» **SOURCE DOCUMENT**:
■ ■ ■ ■ ■

Oh and plainsman i just wanted to add one more thing I was reading a post somewhere and someone was bashing you as a moderator for giving your opinion on things cant remember where but I just wanted to say you and bobm do an excellent job there are always new posts and discussions here unlike in most of the other forums where nothing is posted or done sometimes weeks at a time and you guys do an awsome job keeping things going there is always something to discuss hunter 9494 does an excelent job with this as well :beer: sorry not beer, rootbeer :lol:


----------



## DecoyDummy (May 25, 2005)

Speaking of Nevada and the Presidency.

There are reports of Senator John Ensign taking a trip to Iowa ... some locals are reading into that a potential Presidential bid.

No confirmation of that being the reality, but ... one can at least wonder.

John Ensign is a strong Conservative who came within a few hundred votes of unseating Reid 11 years ago. Ensign won his seat in the Senate a few years later when Democrate Senator Richard Bryan retired and vacated his seat.


----------



## Plainsman (Jul 30, 2003)

> And plainsman I didn't vote for Obama I voted for Nader Im not really sure what you meant in your post if you meant me or my age group.


Actually it had nothing to do with you utahhunter. We have had a at least one guy tell us that the youth would put Obama in office. After the election he indicated that he had been correct. Since I think Obama will be a disaster I just want that person to know if he is right then it will be their fault. If it turns out wonderful, it will be to their credit.

My point is I think the standard of living ten years from now will be much poorer than it is now. I want that same person to understand it wasn't the fault of us old geezers. My point was more defensive than accusative actually, but you would have to be here five or six months or longer to have understood my post. No problem.

I am happy your enjoying yourself, and your age makes no difference. Glad to have you here.


----------

■ ■ ■ ■ ■

Data records
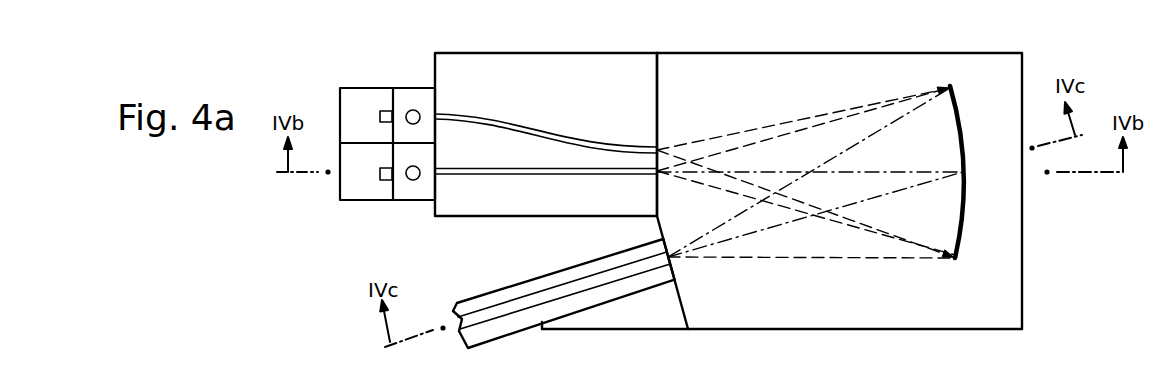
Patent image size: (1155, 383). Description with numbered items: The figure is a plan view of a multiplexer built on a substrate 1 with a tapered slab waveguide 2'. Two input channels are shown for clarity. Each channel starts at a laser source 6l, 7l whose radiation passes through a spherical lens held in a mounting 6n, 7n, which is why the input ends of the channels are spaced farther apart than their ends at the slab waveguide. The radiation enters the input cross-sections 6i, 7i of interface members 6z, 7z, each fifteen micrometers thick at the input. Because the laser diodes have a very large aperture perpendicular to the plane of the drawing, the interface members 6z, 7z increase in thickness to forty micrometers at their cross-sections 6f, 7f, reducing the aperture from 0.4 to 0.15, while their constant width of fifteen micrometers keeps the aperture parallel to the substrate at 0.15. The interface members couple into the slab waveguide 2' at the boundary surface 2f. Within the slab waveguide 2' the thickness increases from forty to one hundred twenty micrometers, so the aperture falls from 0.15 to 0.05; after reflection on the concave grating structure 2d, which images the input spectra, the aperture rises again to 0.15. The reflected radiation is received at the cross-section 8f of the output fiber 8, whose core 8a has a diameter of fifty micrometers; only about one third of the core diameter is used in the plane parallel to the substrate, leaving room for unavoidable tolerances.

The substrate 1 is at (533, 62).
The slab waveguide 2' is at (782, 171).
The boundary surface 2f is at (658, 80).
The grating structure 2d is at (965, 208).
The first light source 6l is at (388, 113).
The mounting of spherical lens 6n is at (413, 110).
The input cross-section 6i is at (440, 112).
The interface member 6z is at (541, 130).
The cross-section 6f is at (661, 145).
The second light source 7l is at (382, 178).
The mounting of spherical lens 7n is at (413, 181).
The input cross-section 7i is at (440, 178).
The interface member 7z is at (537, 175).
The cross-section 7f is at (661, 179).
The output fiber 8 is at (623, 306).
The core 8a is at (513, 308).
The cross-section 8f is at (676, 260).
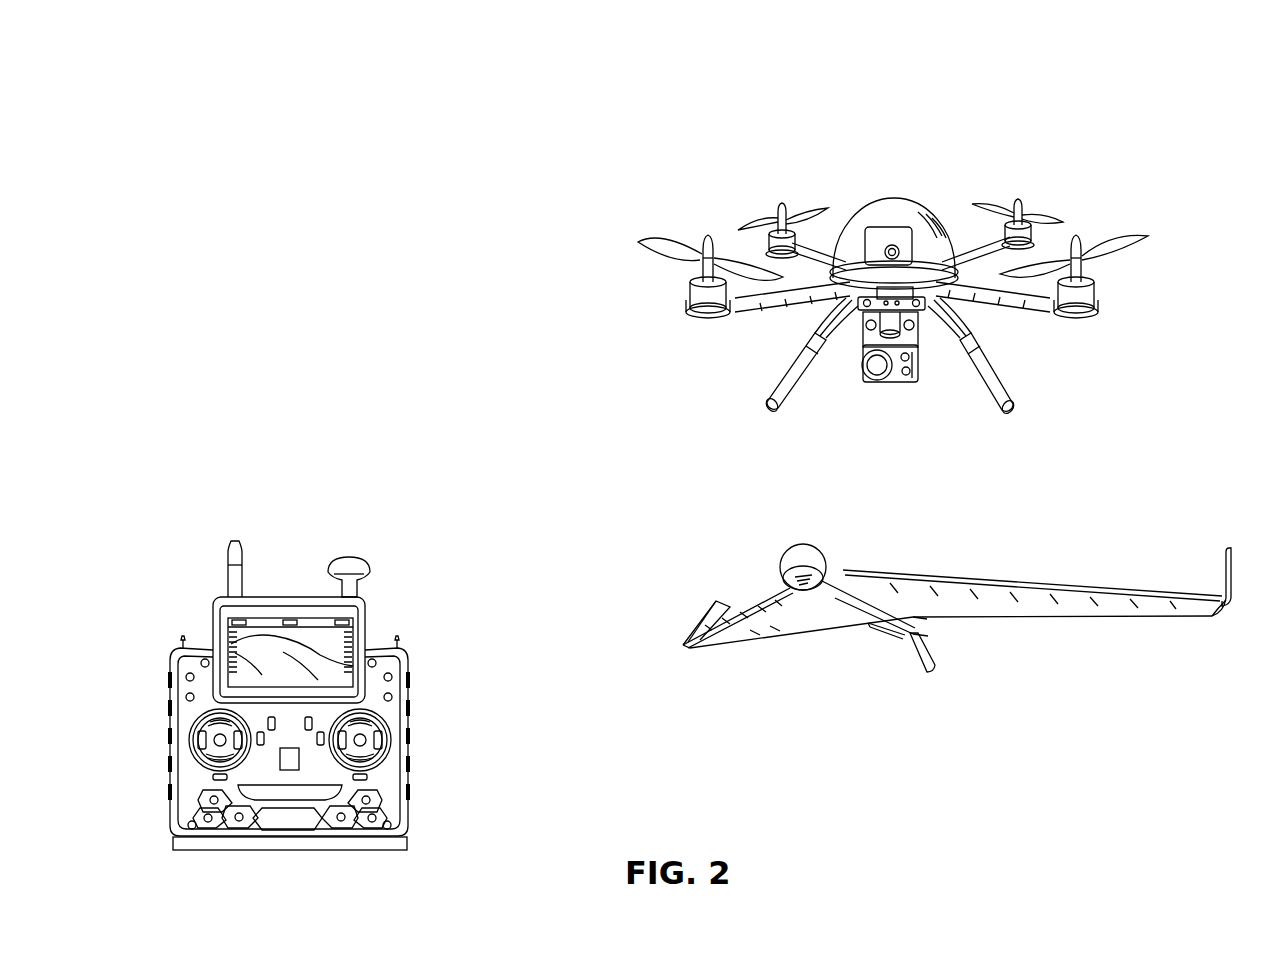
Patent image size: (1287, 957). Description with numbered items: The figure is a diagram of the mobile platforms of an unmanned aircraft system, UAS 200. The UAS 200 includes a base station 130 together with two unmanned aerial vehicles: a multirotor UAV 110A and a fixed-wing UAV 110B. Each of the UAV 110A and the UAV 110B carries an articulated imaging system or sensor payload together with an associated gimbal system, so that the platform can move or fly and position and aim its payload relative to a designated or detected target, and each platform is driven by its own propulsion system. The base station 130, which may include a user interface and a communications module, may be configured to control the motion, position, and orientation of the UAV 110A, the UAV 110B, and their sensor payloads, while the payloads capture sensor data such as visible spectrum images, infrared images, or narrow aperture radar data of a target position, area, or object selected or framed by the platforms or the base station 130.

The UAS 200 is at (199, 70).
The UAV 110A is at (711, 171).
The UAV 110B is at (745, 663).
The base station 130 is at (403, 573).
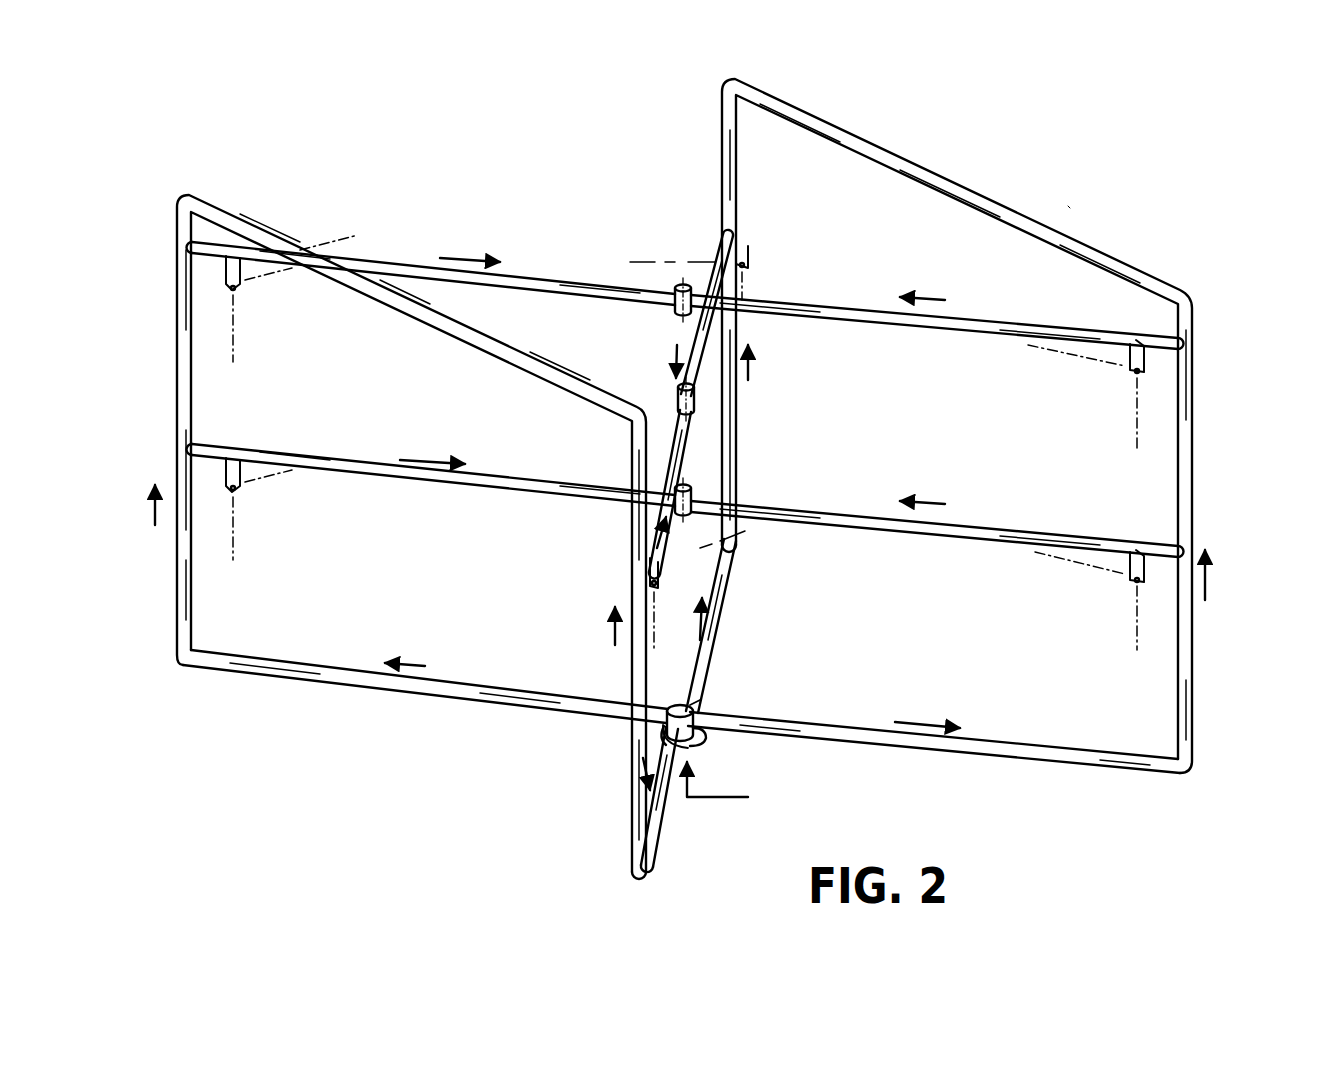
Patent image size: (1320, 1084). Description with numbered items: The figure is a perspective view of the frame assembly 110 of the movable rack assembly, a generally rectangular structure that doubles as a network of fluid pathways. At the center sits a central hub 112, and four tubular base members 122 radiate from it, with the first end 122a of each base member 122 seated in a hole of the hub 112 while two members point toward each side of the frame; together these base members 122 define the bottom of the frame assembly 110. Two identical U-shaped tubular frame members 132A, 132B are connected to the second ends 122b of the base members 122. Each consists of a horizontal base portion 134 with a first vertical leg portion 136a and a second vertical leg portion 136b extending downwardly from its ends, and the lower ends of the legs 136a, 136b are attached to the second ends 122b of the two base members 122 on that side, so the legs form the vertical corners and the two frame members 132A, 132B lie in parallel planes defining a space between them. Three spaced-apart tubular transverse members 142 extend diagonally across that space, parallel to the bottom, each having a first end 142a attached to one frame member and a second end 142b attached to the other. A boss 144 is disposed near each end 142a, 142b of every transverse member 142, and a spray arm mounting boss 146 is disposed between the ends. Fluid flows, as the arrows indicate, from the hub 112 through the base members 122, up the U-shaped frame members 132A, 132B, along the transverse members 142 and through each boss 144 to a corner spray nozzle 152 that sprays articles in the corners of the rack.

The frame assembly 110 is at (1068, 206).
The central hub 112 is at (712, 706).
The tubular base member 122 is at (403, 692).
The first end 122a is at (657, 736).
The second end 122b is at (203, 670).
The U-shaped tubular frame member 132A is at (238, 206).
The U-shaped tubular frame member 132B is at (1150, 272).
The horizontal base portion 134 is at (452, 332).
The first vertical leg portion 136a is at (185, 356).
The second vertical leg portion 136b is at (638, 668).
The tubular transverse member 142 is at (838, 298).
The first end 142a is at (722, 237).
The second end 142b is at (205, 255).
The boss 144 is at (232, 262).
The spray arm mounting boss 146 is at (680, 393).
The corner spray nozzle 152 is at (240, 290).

■ ■ ■ ■ ■

» **EXERCISE TASKS**:
**a.** In the forum thread, rewrite the paragraph that begins "Actually it had nothing to do with you utahhunter" as a short list that keeps its main points.
**b.** According to the forum thread, by how many votes did John Ensign fall short of unseating Reid?

» **WORKED SOLUTIONS**:
**a.**
- The remark was not aimed at utahhunter.
- At least one member had said the youth would put Obama in office, and after the election he said he had been right.
- Because Plainsman expects Obama to be a disaster, that member should know it will be the youth's fault if he is right.
- If things turn out wonderful, the youth will get the credit.

**b.** A few hundred votes.